## TASK DESCRIPTION
Each line should be copied exactly.

## DATA TO USE
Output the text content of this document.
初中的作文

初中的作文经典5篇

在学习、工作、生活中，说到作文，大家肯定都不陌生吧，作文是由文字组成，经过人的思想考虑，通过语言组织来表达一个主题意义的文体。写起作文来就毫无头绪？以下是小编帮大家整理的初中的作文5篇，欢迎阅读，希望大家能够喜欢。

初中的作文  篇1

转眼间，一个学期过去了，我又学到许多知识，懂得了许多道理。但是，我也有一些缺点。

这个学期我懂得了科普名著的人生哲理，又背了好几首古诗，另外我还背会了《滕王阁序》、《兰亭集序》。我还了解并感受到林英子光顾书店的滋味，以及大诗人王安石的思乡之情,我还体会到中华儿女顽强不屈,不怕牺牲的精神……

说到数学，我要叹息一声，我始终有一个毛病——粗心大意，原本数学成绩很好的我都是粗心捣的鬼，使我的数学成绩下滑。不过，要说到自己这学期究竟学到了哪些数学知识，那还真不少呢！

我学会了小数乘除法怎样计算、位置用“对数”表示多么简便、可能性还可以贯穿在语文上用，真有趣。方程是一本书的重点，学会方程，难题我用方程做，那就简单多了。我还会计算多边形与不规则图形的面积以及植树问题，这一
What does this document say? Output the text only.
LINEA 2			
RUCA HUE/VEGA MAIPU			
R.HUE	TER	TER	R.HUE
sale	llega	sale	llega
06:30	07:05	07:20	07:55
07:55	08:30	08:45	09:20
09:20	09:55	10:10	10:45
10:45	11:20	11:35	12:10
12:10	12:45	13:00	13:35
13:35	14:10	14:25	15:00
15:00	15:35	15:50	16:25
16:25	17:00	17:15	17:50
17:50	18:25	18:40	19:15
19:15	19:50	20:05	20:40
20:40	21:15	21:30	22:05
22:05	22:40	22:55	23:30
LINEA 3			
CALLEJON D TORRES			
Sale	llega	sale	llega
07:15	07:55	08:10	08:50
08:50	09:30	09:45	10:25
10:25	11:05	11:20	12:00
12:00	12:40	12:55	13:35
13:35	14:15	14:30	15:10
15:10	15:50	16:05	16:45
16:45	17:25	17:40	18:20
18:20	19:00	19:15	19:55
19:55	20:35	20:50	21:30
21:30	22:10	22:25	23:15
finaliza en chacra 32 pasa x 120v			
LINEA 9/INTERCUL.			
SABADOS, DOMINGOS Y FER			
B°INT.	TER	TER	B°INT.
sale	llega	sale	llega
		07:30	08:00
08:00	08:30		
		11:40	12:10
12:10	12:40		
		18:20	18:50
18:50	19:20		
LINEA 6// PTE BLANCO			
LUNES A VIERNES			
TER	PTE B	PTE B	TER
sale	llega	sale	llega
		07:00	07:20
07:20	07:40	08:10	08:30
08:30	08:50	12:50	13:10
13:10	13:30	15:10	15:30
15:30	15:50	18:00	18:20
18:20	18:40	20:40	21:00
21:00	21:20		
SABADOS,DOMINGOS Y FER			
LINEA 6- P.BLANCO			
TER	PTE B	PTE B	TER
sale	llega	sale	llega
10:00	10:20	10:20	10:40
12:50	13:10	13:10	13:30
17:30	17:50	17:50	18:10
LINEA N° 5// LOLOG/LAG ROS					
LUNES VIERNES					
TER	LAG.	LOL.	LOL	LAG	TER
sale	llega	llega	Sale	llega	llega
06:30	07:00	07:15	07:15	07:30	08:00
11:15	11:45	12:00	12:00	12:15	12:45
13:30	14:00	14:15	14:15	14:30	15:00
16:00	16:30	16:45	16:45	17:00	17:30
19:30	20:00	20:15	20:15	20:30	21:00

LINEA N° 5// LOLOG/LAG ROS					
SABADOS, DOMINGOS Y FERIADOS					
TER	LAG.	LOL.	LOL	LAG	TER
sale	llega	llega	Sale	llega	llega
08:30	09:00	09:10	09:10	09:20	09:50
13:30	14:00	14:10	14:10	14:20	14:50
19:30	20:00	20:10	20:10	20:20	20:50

## EXERCISE RESULT
Output the text content of this document.
初中的作文

初中的作文经典5篇

在学习、工作、生活中，说到作文，大家肯定都不陌生吧，作文是由文字组成，经过人的思想考虑，通过语言组织来表达一个主题意义的文体。写起作文来就毫无头绪？以下是小编帮大家整理的初中的作文5篇，欢迎阅读，希望大家能够喜欢。

初中的作文  篇1

转眼间，一个学期过去了，我又学到许多知识，懂得了许多道理。但是，我也有一些缺点。

这个学期我懂得了科普名著的人生哲理，又背了好几首古诗，另外我还背会了《滕王阁序》、《兰亭集序》。我还了解并感受到林英子光顾书店的滋味，以及大诗人王安石的思乡之情,我还体会到中华儿女顽强不屈,不怕牺牲的精神……

说到数学，我要叹息一声，我始终有一个毛病——粗心大意，原本数学成绩很好的我都是粗心捣的鬼，使我的数学成绩下滑。不过，要说到自己这学期究竟学到了哪些数学知识，那还真不少呢！

我学会了小数乘除法怎样计算、位置用“对数”表示多么简便、可能性还可以贯穿在语文上用，真有趣。方程是一本书的重点，学会方程，难题我用方程做，那就简单多了。我还会计算多边形与不规则图形的面积以及植树问题，这一
What does this document say? Output the text only.
LINEA 2			
RUCA HUE/VEGA MAIPU			
R.HUE	TER	TER	R.HUE
sale	llega	sale	llega
06:30	07:05	07:20	07:55
07:55	08:30	08:45	09:20
09:20	09:55	10:10	10:45
10:45	11:20	11:35	12:10
12:10	12:45	13:00	13:35
13:35	14:10	14:25	15:00
15:00	15:35	15:50	16:25
16:25	17:00	17:15	17:50
17:50	18:25	18:40	19:15
19:15	19:50	20:05	20:40
20:40	21:15	21:30	22:05
22:05	22:40	22:55	23:30
LINEA 3			
CALLEJON D TORRES			
Sale	llega	sale	llega
07:15	07:55	08:10	08:50
08:50	09:30	09:45	10:25
10:25	11:05	11:20	12:00
12:00	12:40	12:55	13:35
13:35	14:15	14:30	15:10
15:10	15:50	16:05	16:45
16:45	17:25	17:40	18:20
18:20	19:00	19:15	19:55
19:55	20:35	20:50	21:30
21:30	22:10	22:25	23:15
finaliza en chacra 32 pasa x 120v			
LINEA 9/INTERCUL.			
SABADOS, DOMINGOS Y FER			
B°INT.	TER	TER	B°INT.
sale	llega	sale	llega
		07:30	08:00
08:00	08:30		
		11:40	12:10
12:10	12:40		
		18:20	18:50
18:50	19:20		
LINEA 6// PTE BLANCO			
LUNES A VIERNES			
TER	PTE B	PTE B	TER
sale	llega	sale	llega
		07:00	07:20
07:20	07:40	08:10	08:30
08:30	08:50	12:50	13:10
13:10	13:30	15:10	15:30
15:30	15:50	18:00	18:20
18:20	18:40	20:40	21:00
21:00	21:20		
SABADOS,DOMINGOS Y FER			
LINEA 6- P.BLANCO			
TER	PTE B	PTE B	TER
sale	llega	sale	llega
10:00	10:20	10:20	10:40
12:50	13:10	13:10	13:30
17:30	17:50	17:50	18:10
LINEA N° 5// LOLOG/LAG ROS					
LUNES VIERNES					
TER	LAG.	LOL.	LOL	LAG	TER
sale	llega	llega	Sale	llega	llega
06:30	07:00	07:15	07:15	07:30	08:00
11:15	11:45	12:00	12:00	12:15	12:45
13:30	14:00	14:15	14:15	14:30	15:00
16:00	16:30	16:45	16:45	17:00	17:30
19:30	20:00	20:15	20:15	20:30	21:00

LINEA N° 5// LOLOG/LAG ROS					
SABADOS, DOMINGOS Y FERIADOS					
TER	LAG.	LOL.	LOL	LAG	TER
sale	llega	llega	Sale	llega	llega
08:30	09:00	09:10	09:10	09:20	09:50
13:30	14:00	14:10	14:10	14:20	14:50
19:30	20:00	20:10	20:10	20:20	20:50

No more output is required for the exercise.